Begin DATASET ENTRIES
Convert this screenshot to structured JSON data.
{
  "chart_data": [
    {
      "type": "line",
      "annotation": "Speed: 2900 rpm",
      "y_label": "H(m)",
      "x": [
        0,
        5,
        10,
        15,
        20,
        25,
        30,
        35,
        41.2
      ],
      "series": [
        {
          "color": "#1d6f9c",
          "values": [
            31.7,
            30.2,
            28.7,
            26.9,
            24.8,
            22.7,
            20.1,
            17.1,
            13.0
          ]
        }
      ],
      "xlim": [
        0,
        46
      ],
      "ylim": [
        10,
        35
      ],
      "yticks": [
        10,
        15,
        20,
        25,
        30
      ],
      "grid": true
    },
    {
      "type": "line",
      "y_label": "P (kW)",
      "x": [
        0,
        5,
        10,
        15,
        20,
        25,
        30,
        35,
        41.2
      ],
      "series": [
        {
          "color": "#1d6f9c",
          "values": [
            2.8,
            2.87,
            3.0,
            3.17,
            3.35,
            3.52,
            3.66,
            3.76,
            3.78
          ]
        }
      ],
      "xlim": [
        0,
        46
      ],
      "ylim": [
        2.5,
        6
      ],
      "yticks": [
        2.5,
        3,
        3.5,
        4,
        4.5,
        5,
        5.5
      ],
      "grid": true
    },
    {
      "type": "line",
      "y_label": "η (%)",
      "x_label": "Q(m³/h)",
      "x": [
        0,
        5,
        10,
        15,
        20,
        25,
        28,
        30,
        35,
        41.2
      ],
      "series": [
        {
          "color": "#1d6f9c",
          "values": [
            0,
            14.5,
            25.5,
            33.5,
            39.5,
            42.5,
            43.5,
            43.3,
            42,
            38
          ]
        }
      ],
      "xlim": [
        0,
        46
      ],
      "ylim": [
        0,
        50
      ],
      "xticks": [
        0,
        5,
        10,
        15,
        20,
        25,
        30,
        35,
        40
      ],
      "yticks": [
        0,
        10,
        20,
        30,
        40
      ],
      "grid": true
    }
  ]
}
End DATASET ENTRIES
● **AIM**:
Please restate the data word for word, every record included.

● **RESULT OF THIS EXERCISE**:
Convert this screenshot to structured JSON data.
{
  "chart_data": [
    {
      "type": "line",
      "annotation": "Speed: 2900 rpm",
      "y_label": "H(m)",
      "x": [
        0,
        5,
        10,
        15,
        20,
        25,
        30,
        35,
        41.2
      ],
      "series": [
        {
          "color": "#1d6f9c",
          "values": [
            31.7,
            30.2,
            28.7,
            26.9,
            24.8,
            22.7,
            20.1,
            17.1,
            13.0
          ]
        }
      ],
      "xlim": [
        0,
        46
      ],
      "ylim": [
        10,
        35
      ],
      "yticks": [
        10,
        15,
        20,
        25,
        30
      ],
      "grid": true
    },
    {
      "type": "line",
      "y_label": "P (kW)",
      "x": [
        0,
        5,
        10,
        15,
        20,
        25,
        30,
        35,
        41.2
      ],
      "series": [
        {
          "color": "#1d6f9c",
          "values": [
            2.8,
            2.87,
            3.0,
            3.17,
            3.35,
            3.52,
            3.66,
            3.76,
            3.78
          ]
        }
      ],
      "xlim": [
        0,
        46
      ],
      "ylim": [
        2.5,
        6
      ],
      "yticks": [
        2.5,
        3,
        3.5,
        4,
        4.5,
        5,
        5.5
      ],
      "grid": true
    },
    {
      "type": "line",
      "y_label": "η (%)",
      "x_label": "Q(m³/h)",
      "x": [
        0,
        5,
        10,
        15,
        20,
        25,
        28,
        30,
        35,
        41.2
      ],
      "series": [
        {
          "color": "#1d6f9c",
          "values": [
            0,
            14.5,
            25.5,
            33.5,
            39.5,
            42.5,
            43.5,
            43.3,
            42,
            38
          ]
        }
      ],
      "xlim": [
        0,
        46
      ],
      "ylim": [
        0,
        50
      ],
      "xticks": [
        0,
        5,
        10,
        15,
        20,
        25,
        30,
        35,
        40
      ],
      "yticks": [
        0,
        10,
        20,
        30,
        40
      ],
      "grid": true
    }
  ]
}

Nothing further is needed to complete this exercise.